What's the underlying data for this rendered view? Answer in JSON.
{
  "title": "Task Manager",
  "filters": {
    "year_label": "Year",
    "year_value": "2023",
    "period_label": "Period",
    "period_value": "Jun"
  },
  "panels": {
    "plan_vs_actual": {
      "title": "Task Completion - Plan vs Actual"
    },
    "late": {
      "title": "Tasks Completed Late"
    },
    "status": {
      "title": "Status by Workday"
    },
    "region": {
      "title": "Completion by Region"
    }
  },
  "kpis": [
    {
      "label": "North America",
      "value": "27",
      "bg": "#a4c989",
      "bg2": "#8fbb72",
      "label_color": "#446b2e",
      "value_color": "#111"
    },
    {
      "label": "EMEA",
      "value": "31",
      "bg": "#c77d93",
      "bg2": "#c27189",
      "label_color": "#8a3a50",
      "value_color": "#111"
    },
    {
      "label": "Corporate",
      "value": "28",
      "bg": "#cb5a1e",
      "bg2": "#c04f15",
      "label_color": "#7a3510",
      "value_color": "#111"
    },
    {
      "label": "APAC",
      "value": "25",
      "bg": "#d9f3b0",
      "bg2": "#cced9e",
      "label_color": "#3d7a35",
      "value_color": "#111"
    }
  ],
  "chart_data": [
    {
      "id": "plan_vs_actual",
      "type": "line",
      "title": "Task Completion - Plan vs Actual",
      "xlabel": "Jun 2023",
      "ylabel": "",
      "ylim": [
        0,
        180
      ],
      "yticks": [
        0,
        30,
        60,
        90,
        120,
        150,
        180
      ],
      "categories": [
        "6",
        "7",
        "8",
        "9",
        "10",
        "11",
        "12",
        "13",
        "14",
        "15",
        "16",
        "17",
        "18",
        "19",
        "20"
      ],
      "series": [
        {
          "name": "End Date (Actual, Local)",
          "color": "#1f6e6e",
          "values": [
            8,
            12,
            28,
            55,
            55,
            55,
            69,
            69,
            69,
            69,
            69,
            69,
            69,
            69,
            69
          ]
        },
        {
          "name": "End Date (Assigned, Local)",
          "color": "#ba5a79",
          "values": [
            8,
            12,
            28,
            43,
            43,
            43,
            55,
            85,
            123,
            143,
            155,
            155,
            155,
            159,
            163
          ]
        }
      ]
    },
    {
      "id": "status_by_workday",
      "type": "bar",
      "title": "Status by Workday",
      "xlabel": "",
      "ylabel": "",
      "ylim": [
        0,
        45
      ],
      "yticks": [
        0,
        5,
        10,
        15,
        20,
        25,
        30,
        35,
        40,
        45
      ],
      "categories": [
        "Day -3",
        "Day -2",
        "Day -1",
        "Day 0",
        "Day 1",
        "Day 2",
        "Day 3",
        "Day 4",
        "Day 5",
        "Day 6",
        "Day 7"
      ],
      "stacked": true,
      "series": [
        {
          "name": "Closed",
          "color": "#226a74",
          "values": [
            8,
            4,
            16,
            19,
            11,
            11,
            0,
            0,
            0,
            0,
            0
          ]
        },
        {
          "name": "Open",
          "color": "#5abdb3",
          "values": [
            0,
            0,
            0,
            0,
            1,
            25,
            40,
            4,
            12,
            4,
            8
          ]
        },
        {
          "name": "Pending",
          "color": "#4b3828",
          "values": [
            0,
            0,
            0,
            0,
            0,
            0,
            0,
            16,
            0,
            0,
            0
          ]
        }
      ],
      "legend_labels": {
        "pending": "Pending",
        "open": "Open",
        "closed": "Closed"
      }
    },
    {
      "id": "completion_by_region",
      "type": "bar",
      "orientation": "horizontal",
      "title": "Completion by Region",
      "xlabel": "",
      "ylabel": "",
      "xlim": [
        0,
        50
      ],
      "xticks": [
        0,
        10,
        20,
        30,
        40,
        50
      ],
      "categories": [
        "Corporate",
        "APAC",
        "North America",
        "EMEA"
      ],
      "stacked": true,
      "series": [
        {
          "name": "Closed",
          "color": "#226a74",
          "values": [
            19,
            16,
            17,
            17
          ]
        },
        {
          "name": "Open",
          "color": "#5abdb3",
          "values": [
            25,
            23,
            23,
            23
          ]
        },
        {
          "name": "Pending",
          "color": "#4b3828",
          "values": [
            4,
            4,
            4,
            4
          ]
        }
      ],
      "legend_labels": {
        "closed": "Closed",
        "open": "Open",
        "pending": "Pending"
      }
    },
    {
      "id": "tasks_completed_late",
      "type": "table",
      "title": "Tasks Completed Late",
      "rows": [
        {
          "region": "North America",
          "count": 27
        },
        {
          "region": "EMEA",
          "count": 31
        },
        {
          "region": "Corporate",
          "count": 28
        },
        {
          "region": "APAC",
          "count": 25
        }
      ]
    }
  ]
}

○ ○ ○

Aim:
Transcribe the whole listing with nothing added or left out.

Full solution:
What's the underlying data for this rendered view? Answer in JSON.
{
  "title": "Task Manager",
  "filters": {
    "year_label": "Year",
    "year_value": "2023",
    "period_label": "Period",
    "period_value": "Jun"
  },
  "panels": {
    "plan_vs_actual": {
      "title": "Task Completion - Plan vs Actual"
    },
    "late": {
      "title": "Tasks Completed Late"
    },
    "status": {
      "title": "Status by Workday"
    },
    "region": {
      "title": "Completion by Region"
    }
  },
  "kpis": [
    {
      "label": "North America",
      "value": "27",
      "bg": "#a4c989",
      "bg2": "#8fbb72",
      "label_color": "#446b2e",
      "value_color": "#111"
    },
    {
      "label": "EMEA",
      "value": "31",
      "bg": "#c77d93",
      "bg2": "#c27189",
      "label_color": "#8a3a50",
      "value_color": "#111"
    },
    {
      "label": "Corporate",
      "value": "28",
      "bg": "#cb5a1e",
      "bg2": "#c04f15",
      "label_color": "#7a3510",
      "value_color": "#111"
    },
    {
      "label": "APAC",
      "value": "25",
      "bg": "#d9f3b0",
      "bg2": "#cced9e",
      "label_color": "#3d7a35",
      "value_color": "#111"
    }
  ],
  "chart_data": [
    {
      "id": "plan_vs_actual",
      "type": "line",
      "title": "Task Completion - Plan vs Actual",
      "xlabel": "Jun 2023",
      "ylabel": "",
      "ylim": [
        0,
        180
      ],
      "yticks": [
        0,
        30,
        60,
        90,
        120,
        150,
        180
      ],
      "categories": [
        "6",
        "7",
        "8",
        "9",
        "10",
        "11",
        "12",
        "13",
        "14",
        "15",
        "16",
        "17",
        "18",
        "19",
        "20"
      ],
      "series": [
        {
          "name": "End Date (Actual, Local)",
          "color": "#1f6e6e",
          "values": [
            8,
            12,
            28,
            55,
            55,
            55,
            69,
            69,
            69,
            69,
            69,
            69,
            69,
            69,
            69
          ]
        },
        {
          "name": "End Date (Assigned, Local)",
          "color": "#ba5a79",
          "values": [
            8,
            12,
            28,
            43,
            43,
            43,
            55,
            85,
            123,
            143,
            155,
            155,
            155,
            159,
            163
          ]
        }
      ]
    },
    {
      "id": "status_by_workday",
      "type": "bar",
      "title": "Status by Workday",
      "xlabel": "",
      "ylabel": "",
      "ylim": [
        0,
        45
      ],
      "yticks": [
        0,
        5,
        10,
        15,
        20,
        25,
        30,
        35,
        40,
        45
      ],
      "categories": [
        "Day -3",
        "Day -2",
        "Day -1",
        "Day 0",
        "Day 1",
        "Day 2",
        "Day 3",
        "Day 4",
        "Day 5",
        "Day 6",
        "Day 7"
      ],
      "stacked": true,
      "series": [
        {
          "name": "Closed",
          "color": "#226a74",
          "values": [
            8,
            4,
            16,
            19,
            11,
            11,
            0,
            0,
            0,
            0,
            0
          ]
        },
        {
          "name": "Open",
          "color": "#5abdb3",
          "values": [
            0,
            0,
            0,
            0,
            1,
            25,
            40,
            4,
            12,
            4,
            8
          ]
        },
        {
          "name": "Pending",
          "color": "#4b3828",
          "values": [
            0,
            0,
            0,
            0,
            0,
            0,
            0,
            16,
            0,
            0,
            0
          ]
        }
      ],
      "legend_labels": {
        "pending": "Pending",
        "open": "Open",
        "closed": "Closed"
      }
    },
    {
      "id": "completion_by_region",
      "type": "bar",
      "orientation": "horizontal",
      "title": "Completion by Region",
      "xlabel": "",
      "ylabel": "",
      "xlim": [
        0,
        50
      ],
      "xticks": [
        0,
        10,
        20,
        30,
        40,
        50
      ],
      "categories": [
        "Corporate",
        "APAC",
        "North America",
        "EMEA"
      ],
      "stacked": true,
      "series": [
        {
          "name": "Closed",
          "color": "#226a74",
          "values": [
            19,
            16,
            17,
            17
          ]
        },
        {
          "name": "Open",
          "color": "#5abdb3",
          "values": [
            25,
            23,
            23,
            23
          ]
        },
        {
          "name": "Pending",
          "color": "#4b3828",
          "values": [
            4,
            4,
            4,
            4
          ]
        }
      ],
      "legend_labels": {
        "closed": "Closed",
        "open": "Open",
        "pending": "Pending"
      }
    },
    {
      "id": "tasks_completed_late",
      "type": "table",
      "title": "Tasks Completed Late",
      "rows": [
        {
          "region": "North America",
          "count": 27
        },
        {
          "region": "EMEA",
          "count": 31
        },
        {
          "region": "Corporate",
          "count": 28
        },
        {
          "region": "APAC",
          "count": 25
        }
      ]
    }
  ]
}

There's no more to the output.